**What this task involves**.
Which lines below hold the word "screenshot"? Copy all of them.

**Provided records**.
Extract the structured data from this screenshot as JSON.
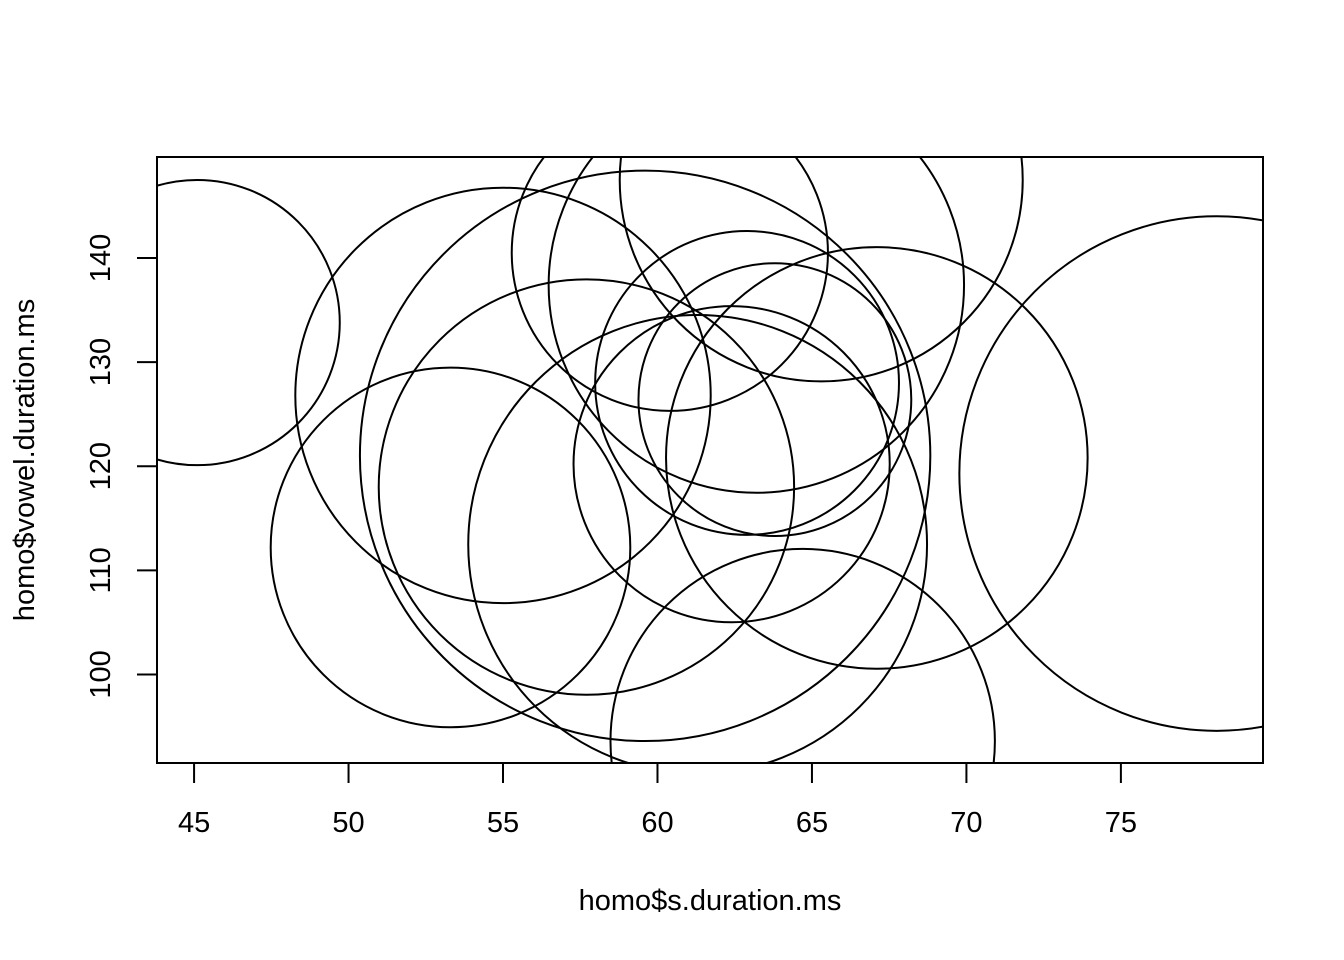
{
  "chart_data": {
    "type": "scatter",
    "marker": "circle",
    "title": "",
    "xlabel": "homo$s.duration.ms",
    "ylabel": "homo$vowel.duration.ms",
    "xlim": [
      43.8,
      79.6
    ],
    "ylim": [
      91.5,
      149.7
    ],
    "xticks": [
      45,
      50,
      55,
      60,
      65,
      70,
      75
    ],
    "yticks": [
      100,
      110,
      120,
      130,
      140
    ],
    "grid": false,
    "legend": "none",
    "points": [
      {
        "x": 45.1,
        "y": 133.8,
        "size": 4.6
      },
      {
        "x": 55.0,
        "y": 126.8,
        "size": 6.7
      },
      {
        "x": 53.3,
        "y": 112.2,
        "size": 5.8
      },
      {
        "x": 57.7,
        "y": 118.0,
        "size": 6.7
      },
      {
        "x": 59.6,
        "y": 121.0,
        "size": 9.2
      },
      {
        "x": 60.4,
        "y": 140.5,
        "size": 5.1
      },
      {
        "x": 61.3,
        "y": 112.5,
        "size": 7.4
      },
      {
        "x": 65.3,
        "y": 147.5,
        "size": 6.5
      },
      {
        "x": 62.4,
        "y": 120.2,
        "size": 5.1
      },
      {
        "x": 63.8,
        "y": 126.4,
        "size": 4.4
      },
      {
        "x": 64.7,
        "y": 93.6,
        "size": 6.2
      },
      {
        "x": 62.9,
        "y": 128.0,
        "size": 4.9
      },
      {
        "x": 67.1,
        "y": 120.8,
        "size": 6.8
      },
      {
        "x": 63.2,
        "y": 137.4,
        "size": 6.7
      },
      {
        "x": 78.1,
        "y": 119.3,
        "size": 8.3
      }
    ]
  }
}
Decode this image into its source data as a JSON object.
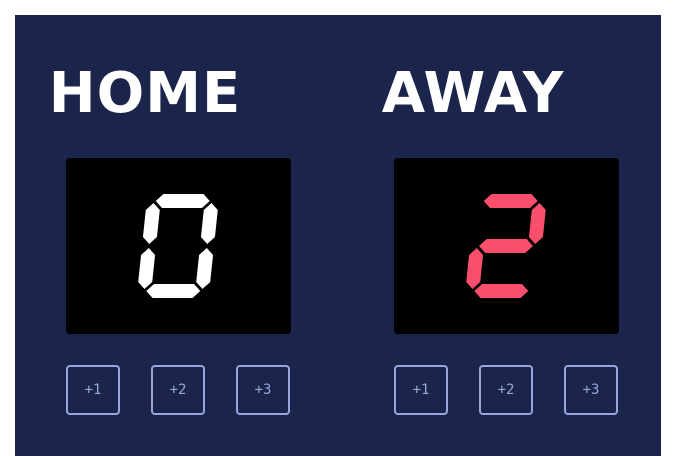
{
  "home": {
    "label": "HOME",
    "score": 0,
    "score_color": "#ffffff",
    "buttons": [
      "+1",
      "+2",
      "+3"
    ]
  },
  "away": {
    "label": "AWAY",
    "score": 2,
    "score_color": "#f94f6d",
    "buttons": [
      "+1",
      "+2",
      "+3"
    ]
  },
  "colors": {
    "panel": "#1b244a",
    "screen": "#000000",
    "button_border": "#9aa6da"
  }
}
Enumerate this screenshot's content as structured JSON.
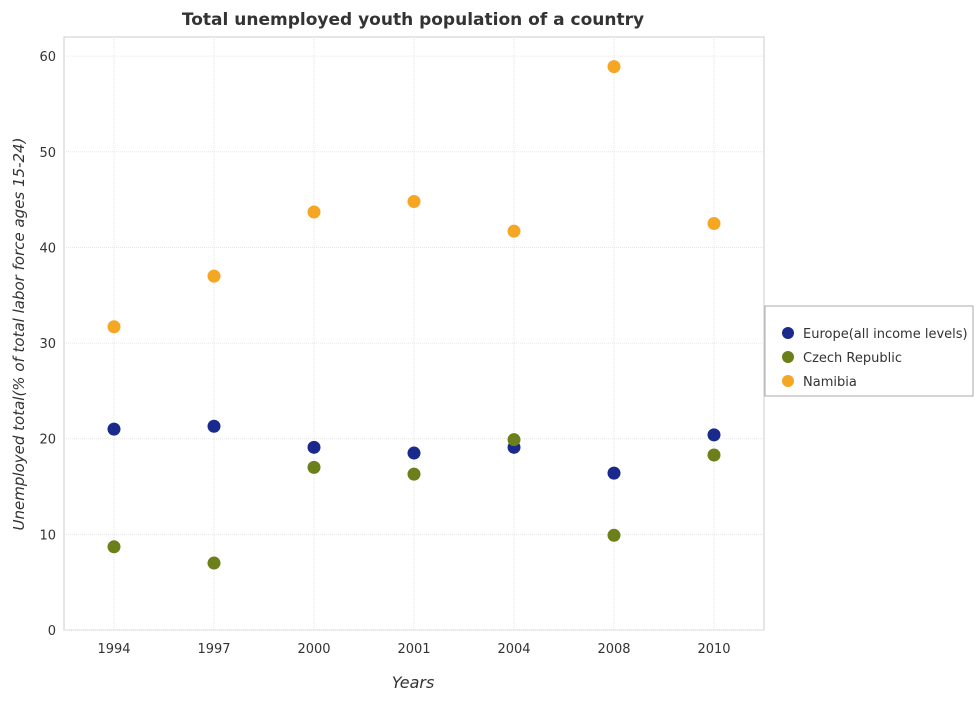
{
  "chart_data": {
    "type": "scatter",
    "title": "Total unemployed youth population of a country",
    "xlabel": "Years",
    "ylabel": "Unemployed total(% of total labor force ages 15-24)",
    "categories": [
      "1994",
      "1997",
      "2000",
      "2001",
      "2004",
      "2008",
      "2010"
    ],
    "ylim": [
      0,
      62
    ],
    "yticks": [
      0,
      10,
      20,
      30,
      40,
      50,
      60
    ],
    "grid": true,
    "legend_position": "right",
    "series": [
      {
        "name": "Europe(all income levels)",
        "color": "#1a2a8c",
        "values": [
          21.0,
          21.3,
          19.1,
          18.5,
          19.1,
          16.4,
          20.4
        ]
      },
      {
        "name": "Czech Republic",
        "color": "#6b7f1a",
        "values": [
          8.7,
          7.0,
          17.0,
          16.3,
          19.9,
          9.9,
          18.3
        ]
      },
      {
        "name": "Namibia",
        "color": "#f5a623",
        "values": [
          31.7,
          37.0,
          43.7,
          44.8,
          41.7,
          58.9,
          42.5
        ]
      }
    ]
  }
}
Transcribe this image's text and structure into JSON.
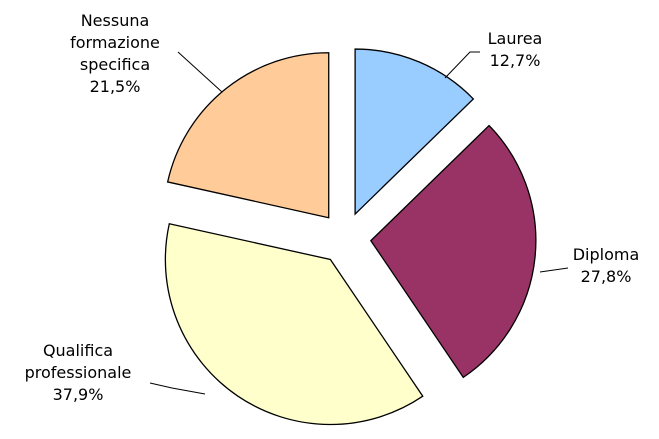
{
  "chart_data": {
    "type": "pie",
    "categories": [
      "Laurea",
      "Diploma",
      "Qualifica professionale",
      "Nessuna formazione specifica"
    ],
    "values": [
      12.7,
      27.8,
      37.9,
      21.5
    ],
    "value_labels": [
      "12,7%",
      "27,8%",
      "37,9%",
      "21,5%"
    ],
    "colors": [
      "#99ccff",
      "#993366",
      "#ffffcc",
      "#ffcc99"
    ],
    "exploded": true
  }
}
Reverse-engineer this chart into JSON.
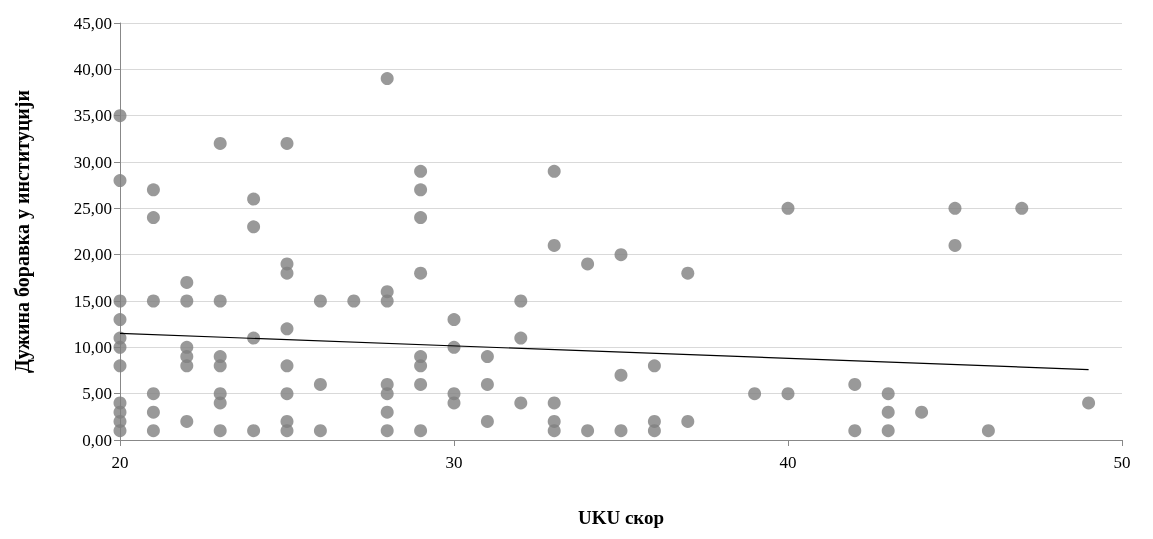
{
  "chart_data": {
    "type": "scatter",
    "xlabel": "UKU скор",
    "ylabel": "Дужина боравка у институцији",
    "series": [
      {
        "color": "#7f7f7f",
        "x": [
          20,
          20,
          20,
          20,
          20,
          20,
          20,
          20,
          20,
          20,
          20,
          21,
          21,
          21,
          21,
          21,
          21,
          22,
          22,
          22,
          22,
          22,
          22,
          23,
          23,
          23,
          23,
          23,
          23,
          23,
          24,
          24,
          24,
          24,
          25,
          25,
          25,
          25,
          25,
          25,
          25,
          25,
          26,
          26,
          26,
          27,
          28,
          28,
          28,
          28,
          28,
          28,
          28,
          29,
          29,
          29,
          29,
          29,
          29,
          29,
          29,
          30,
          30,
          30,
          30,
          31,
          31,
          31,
          32,
          32,
          32,
          33,
          33,
          33,
          33,
          33,
          34,
          34,
          35,
          35,
          35,
          36,
          36,
          36,
          37,
          37,
          39,
          40,
          40,
          42,
          42,
          43,
          43,
          43,
          44,
          45,
          45,
          46,
          47,
          49
        ],
        "values": [
          35,
          28,
          15,
          13,
          11,
          10,
          8,
          4,
          3,
          2,
          1,
          27,
          24,
          15,
          5,
          3,
          1,
          17,
          15,
          10,
          9,
          8,
          2,
          32,
          15,
          9,
          8,
          5,
          4,
          1,
          26,
          23,
          11,
          1,
          32,
          19,
          18,
          12,
          8,
          5,
          2,
          1,
          15,
          6,
          1,
          15,
          39,
          16,
          15,
          6,
          5,
          3,
          1,
          29,
          27,
          24,
          18,
          9,
          8,
          6,
          1,
          13,
          10,
          5,
          4,
          9,
          6,
          2,
          15,
          11,
          4,
          29,
          21,
          4,
          2,
          1,
          19,
          1,
          20,
          7,
          1,
          8,
          2,
          1,
          18,
          2,
          5,
          25,
          5,
          6,
          1,
          5,
          3,
          1,
          3,
          25,
          21,
          1,
          25,
          4
        ]
      },
      {
        "type": "line",
        "color": "#000000",
        "marker": "none",
        "x": [
          20,
          49
        ],
        "values": [
          11.5,
          7.6
        ]
      }
    ],
    "xlim": [
      20,
      50
    ],
    "xticks": [
      20,
      30,
      40,
      50
    ],
    "ylim": [
      0,
      45
    ],
    "yticks": [
      {
        "value": 0,
        "label": "0,00"
      },
      {
        "value": 5,
        "label": "5,00"
      },
      {
        "value": 10,
        "label": "10,00"
      },
      {
        "value": 15,
        "label": "15,00"
      },
      {
        "value": 20,
        "label": "20,00"
      },
      {
        "value": 25,
        "label": "25,00"
      },
      {
        "value": 30,
        "label": "30,00"
      },
      {
        "value": 35,
        "label": "35,00"
      },
      {
        "value": 40,
        "label": "40,00"
      },
      {
        "value": 45,
        "label": "45,00"
      }
    ],
    "grid": "y",
    "marker": "circle"
  }
}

**Task answer**.
Extract the structured data from this screenshot as JSON.
Enumerate this screenshot's content as structured JSON.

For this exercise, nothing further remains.